**SET PROBLEM**
Return the lines below word for word, with nothing altered.

**DATA**
───
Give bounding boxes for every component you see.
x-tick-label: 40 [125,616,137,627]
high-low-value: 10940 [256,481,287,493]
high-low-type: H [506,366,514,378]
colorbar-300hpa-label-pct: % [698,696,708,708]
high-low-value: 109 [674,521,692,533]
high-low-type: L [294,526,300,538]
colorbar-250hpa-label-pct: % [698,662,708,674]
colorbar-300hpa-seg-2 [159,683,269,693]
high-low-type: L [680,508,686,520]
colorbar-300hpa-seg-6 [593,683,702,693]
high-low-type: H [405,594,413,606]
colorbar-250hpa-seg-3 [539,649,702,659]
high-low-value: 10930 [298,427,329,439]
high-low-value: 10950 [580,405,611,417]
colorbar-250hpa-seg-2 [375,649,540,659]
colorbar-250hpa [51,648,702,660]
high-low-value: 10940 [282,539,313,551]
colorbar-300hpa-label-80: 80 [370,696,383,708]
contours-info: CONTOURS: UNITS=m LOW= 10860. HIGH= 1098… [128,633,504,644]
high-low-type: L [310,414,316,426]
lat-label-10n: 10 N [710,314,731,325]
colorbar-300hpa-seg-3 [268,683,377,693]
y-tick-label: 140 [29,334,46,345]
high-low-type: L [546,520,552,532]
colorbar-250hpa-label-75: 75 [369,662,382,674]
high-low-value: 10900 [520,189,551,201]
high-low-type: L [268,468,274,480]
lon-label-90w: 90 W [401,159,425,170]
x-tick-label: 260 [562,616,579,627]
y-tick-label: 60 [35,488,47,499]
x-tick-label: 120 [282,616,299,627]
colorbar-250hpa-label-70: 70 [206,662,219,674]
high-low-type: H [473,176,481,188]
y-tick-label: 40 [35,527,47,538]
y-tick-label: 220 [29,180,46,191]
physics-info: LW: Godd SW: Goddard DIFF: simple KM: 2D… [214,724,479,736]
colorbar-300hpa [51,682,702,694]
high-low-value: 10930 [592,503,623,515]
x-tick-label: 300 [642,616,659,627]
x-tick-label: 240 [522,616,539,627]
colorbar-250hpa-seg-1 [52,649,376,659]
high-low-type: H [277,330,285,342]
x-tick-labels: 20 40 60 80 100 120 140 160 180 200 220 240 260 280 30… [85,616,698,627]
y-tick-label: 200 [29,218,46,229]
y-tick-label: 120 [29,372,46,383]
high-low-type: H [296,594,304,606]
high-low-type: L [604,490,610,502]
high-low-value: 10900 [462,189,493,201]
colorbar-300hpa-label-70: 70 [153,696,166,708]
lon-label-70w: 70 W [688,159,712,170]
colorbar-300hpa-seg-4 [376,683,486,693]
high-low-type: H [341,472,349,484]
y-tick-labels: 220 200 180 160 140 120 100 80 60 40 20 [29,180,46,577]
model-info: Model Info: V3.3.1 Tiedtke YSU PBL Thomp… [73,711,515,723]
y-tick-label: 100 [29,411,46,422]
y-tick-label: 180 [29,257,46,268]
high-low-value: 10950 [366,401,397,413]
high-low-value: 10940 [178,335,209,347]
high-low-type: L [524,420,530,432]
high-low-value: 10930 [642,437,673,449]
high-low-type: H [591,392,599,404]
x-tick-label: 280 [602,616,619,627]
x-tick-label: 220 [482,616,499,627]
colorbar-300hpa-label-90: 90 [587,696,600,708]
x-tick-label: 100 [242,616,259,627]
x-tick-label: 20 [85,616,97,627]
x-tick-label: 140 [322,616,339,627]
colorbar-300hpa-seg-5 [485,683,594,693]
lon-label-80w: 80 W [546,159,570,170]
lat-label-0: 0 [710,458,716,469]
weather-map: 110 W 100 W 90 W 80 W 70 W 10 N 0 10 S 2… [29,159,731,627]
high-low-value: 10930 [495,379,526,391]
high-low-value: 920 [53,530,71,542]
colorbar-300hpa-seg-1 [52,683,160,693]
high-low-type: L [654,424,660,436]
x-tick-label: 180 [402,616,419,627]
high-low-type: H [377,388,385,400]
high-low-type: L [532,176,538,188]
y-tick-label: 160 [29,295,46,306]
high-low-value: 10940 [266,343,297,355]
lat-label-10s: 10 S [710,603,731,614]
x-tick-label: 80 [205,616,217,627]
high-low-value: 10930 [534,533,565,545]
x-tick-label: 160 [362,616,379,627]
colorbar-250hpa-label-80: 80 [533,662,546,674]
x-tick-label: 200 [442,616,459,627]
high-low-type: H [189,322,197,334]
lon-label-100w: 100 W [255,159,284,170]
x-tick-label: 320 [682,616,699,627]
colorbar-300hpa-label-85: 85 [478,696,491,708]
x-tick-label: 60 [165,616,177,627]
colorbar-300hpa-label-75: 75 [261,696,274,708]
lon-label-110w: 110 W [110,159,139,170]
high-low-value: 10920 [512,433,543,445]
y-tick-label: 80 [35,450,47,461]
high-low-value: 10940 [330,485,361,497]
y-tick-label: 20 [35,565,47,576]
───
**THE REPLY**
Give bounding boxes for every component you see.
x-tick-label: 40 [125,616,137,627]
high-low-value: 10940 [256,481,287,493]
high-low-type: H [506,366,514,378]
colorbar-300hpa-label-pct: % [698,696,708,708]
high-low-value: 109 [674,521,692,533]
high-low-type: L [294,526,300,538]
colorbar-250hpa-label-pct: % [698,662,708,674]
colorbar-300hpa-seg-2 [159,683,269,693]
high-low-type: L [680,508,686,520]
colorbar-300hpa-seg-6 [593,683,702,693]
high-low-type: H [405,594,413,606]
colorbar-250hpa-seg-3 [539,649,702,659]
high-low-value: 10930 [298,427,329,439]
high-low-value: 10950 [580,405,611,417]
colorbar-250hpa-seg-2 [375,649,540,659]
colorbar-250hpa [51,648,702,660]
high-low-value: 10940 [282,539,313,551]
colorbar-300hpa-label-80: 80 [370,696,383,708]
contours-info: CONTOURS: UNITS=m LOW= 10860. HIGH= 1098… [128,633,504,644]
high-low-type: L [310,414,316,426]
lat-label-10n: 10 N [710,314,731,325]
colorbar-300hpa-seg-3 [268,683,377,693]
y-tick-label: 140 [29,334,46,345]
high-low-type: L [546,520,552,532]
colorbar-250hpa-label-75: 75 [369,662,382,674]
high-low-value: 10900 [520,189,551,201]
high-low-type: L [268,468,274,480]
lon-label-90w: 90 W [401,159,425,170]
x-tick-label: 260 [562,616,579,627]
y-tick-label: 60 [35,488,47,499]
x-tick-label: 120 [282,616,299,627]
colorbar-250hpa-label-70: 70 [206,662,219,674]
high-low-type: H [473,176,481,188]
y-tick-label: 40 [35,527,47,538]
y-tick-label: 220 [29,180,46,191]
physics-info: LW: Godd SW: Goddard DIFF: simple KM: 2D… [214,724,479,736]
colorbar-300hpa [51,682,702,694]
high-low-value: 10930 [592,503,623,515]
x-tick-label: 300 [642,616,659,627]
x-tick-label: 240 [522,616,539,627]
colorbar-250hpa-seg-1 [52,649,376,659]
high-low-type: H [277,330,285,342]
x-tick-labels: 20 40 60 80 100 120 140 160 180 200 220 240 260 280 30… [85,616,698,627]
y-tick-label: 200 [29,218,46,229]
y-tick-label: 120 [29,372,46,383]
high-low-type: H [296,594,304,606]
high-low-type: L [604,490,610,502]
high-low-value: 10900 [462,189,493,201]
colorbar-300hpa-label-70: 70 [153,696,166,708]
lon-label-70w: 70 W [688,159,712,170]
colorbar-300hpa-seg-4 [376,683,486,693]
high-low-type: H [341,472,349,484]
y-tick-labels: 220 200 180 160 140 120 100 80 60 40 20 [29,180,46,577]
model-info: Model Info: V3.3.1 Tiedtke YSU PBL Thomp… [73,711,515,723]
y-tick-label: 100 [29,411,46,422]
y-tick-label: 180 [29,257,46,268]
high-low-value: 10950 [366,401,397,413]
high-low-value: 10940 [178,335,209,347]
high-low-type: L [524,420,530,432]
high-low-value: 10930 [642,437,673,449]
high-low-type: H [591,392,599,404]
x-tick-label: 280 [602,616,619,627]
x-tick-label: 220 [482,616,499,627]
colorbar-300hpa-label-90: 90 [587,696,600,708]
x-tick-label: 100 [242,616,259,627]
x-tick-label: 20 [85,616,97,627]
x-tick-label: 140 [322,616,339,627]
colorbar-300hpa-seg-5 [485,683,594,693]
lon-label-80w: 80 W [546,159,570,170]
lat-label-0: 0 [710,458,716,469]
weather-map: 110 W 100 W 90 W 80 W 70 W 10 N 0 10 S 2… [29,159,731,627]
high-low-value: 10930 [495,379,526,391]
high-low-value: 920 [53,530,71,542]
colorbar-300hpa-seg-1 [52,683,160,693]
high-low-type: L [654,424,660,436]
x-tick-label: 180 [402,616,419,627]
high-low-type: H [377,388,385,400]
high-low-type: L [532,176,538,188]
y-tick-label: 160 [29,295,46,306]
high-low-value: 10940 [266,343,297,355]
lat-label-10s: 10 S [710,603,731,614]
x-tick-label: 80 [205,616,217,627]
high-low-value: 10930 [534,533,565,545]
x-tick-label: 160 [362,616,379,627]
colorbar-250hpa-label-80: 80 [533,662,546,674]
x-tick-label: 200 [442,616,459,627]
high-low-type: H [189,322,197,334]
lon-label-100w: 100 W [255,159,284,170]
x-tick-label: 320 [682,616,699,627]
colorbar-300hpa-label-85: 85 [478,696,491,708]
x-tick-label: 60 [165,616,177,627]
colorbar-300hpa-label-75: 75 [261,696,274,708]
lon-label-110w: 110 W [110,159,139,170]
high-low-value: 10920 [512,433,543,445]
y-tick-label: 80 [35,450,47,461]
high-low-value: 10940 [330,485,361,497]
y-tick-label: 20 [35,565,47,576]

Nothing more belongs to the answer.